■ Work instructions ■
Set down every entry word for word. Omit the pictures.

==== Listed records

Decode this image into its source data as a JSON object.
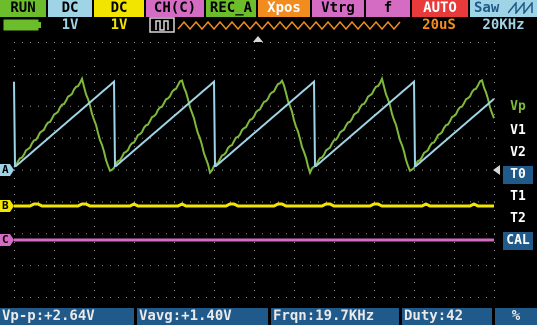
{
  "top_row": {
    "run": "RUN",
    "ch_a_coupling": "DC",
    "ch_b_coupling": "DC",
    "ch_c": "CH(C)",
    "rec": "REC_A",
    "xpos": "Xpos",
    "vtrg": "Vtrg",
    "trig_edge": "f",
    "mode": "AUTO",
    "wave": "Saw"
  },
  "second_row": {
    "ch_a_scale": "1V",
    "ch_b_scale": "1V",
    "timebase": "20uS",
    "frequency": "20KHz"
  },
  "right_menu": [
    "Vp",
    "V1",
    "V2",
    "T0",
    "T1",
    "T2",
    "CAL"
  ],
  "right_menu_selected": [
    "T0",
    "CAL"
  ],
  "channel_markers": {
    "a": "A",
    "b": "B",
    "c": "C"
  },
  "measurements": {
    "vpp": "Vp-p:+2.64V",
    "vavg": "Vavg:+1.40V",
    "freq": "Frqn:19.7KHz",
    "duty": "Duty:42",
    "unit": "%"
  },
  "colors": {
    "ch_a_trace": "#7fb93c",
    "ch_b_trace": "#f2e500",
    "ch_c_trace": "#d36cc2",
    "ref_trace": "#9fd3e6",
    "accent_orange": "#f28c1f",
    "status_green": "#6cbd2b"
  }
}
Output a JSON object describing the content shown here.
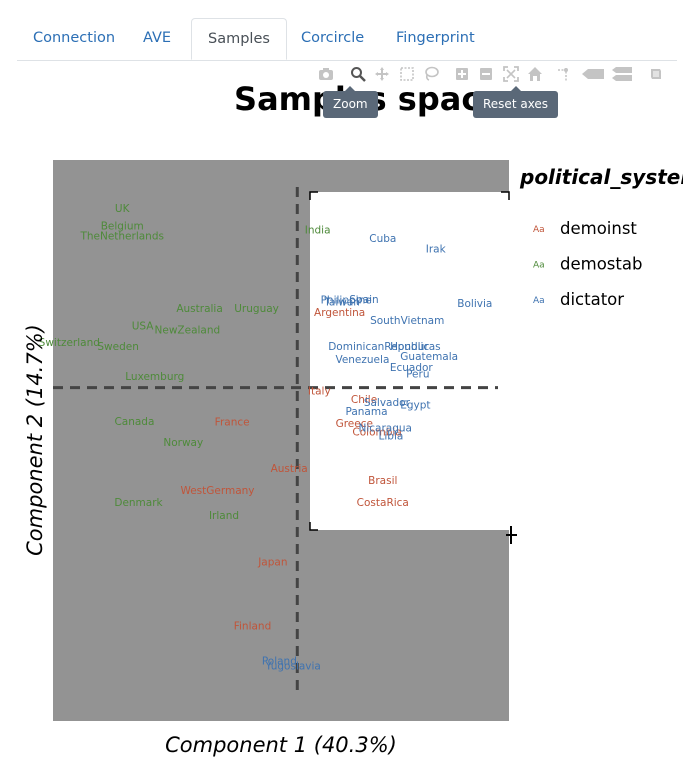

========

■ Answer to the task ■
Decode this image into its source data as a JSON object.
{
  "top_row": {
    "run": "RUN",
    "ch_a_coupling": "DC",
    "ch_b_coupling": "DC",
    "ch_c": "CH(C)",
    "rec": "REC_A",
    "xpos": "Xpos",
    "vtrg": "Vtrg",
    "trig_edge": "f",
    "mode": "AUTO",
    "wave": "Saw"
  },
  "second_row": {
    "ch_a_scale": "1V",
    "ch_b_scale": "1V",
    "timebase": "20uS",
    "frequency": "20KHz"
  },
  "right_menu": [
    "Vp",
    "V1",
    "V2",
    "T0",
    "T1",
    "T2",
    "CAL"
  ],
  "right_menu_selected": [
    "T0",
    "CAL"
  ],
  "channel_markers": {
    "a": "A",
    "b": "B",
    "c": "C"
  },
  "measurements": {
    "vpp": "Vp-p:+2.64V",
    "vavg": "Vavg:+1.40V",
    "freq": "Frqn:19.7KHz",
    "duty": "Duty:42",
    "unit": "%"
  },
  "colors": {
    "ch_a_trace": "#7fb93c",
    "ch_b_trace": "#f2e500",
    "ch_c_trace": "#d36cc2",
    "ref_trace": "#9fd3e6",
    "accent_orange": "#f28c1f",
    "status_green": "#6cbd2b"
  }
}
Output a JSON object describing the content shown here.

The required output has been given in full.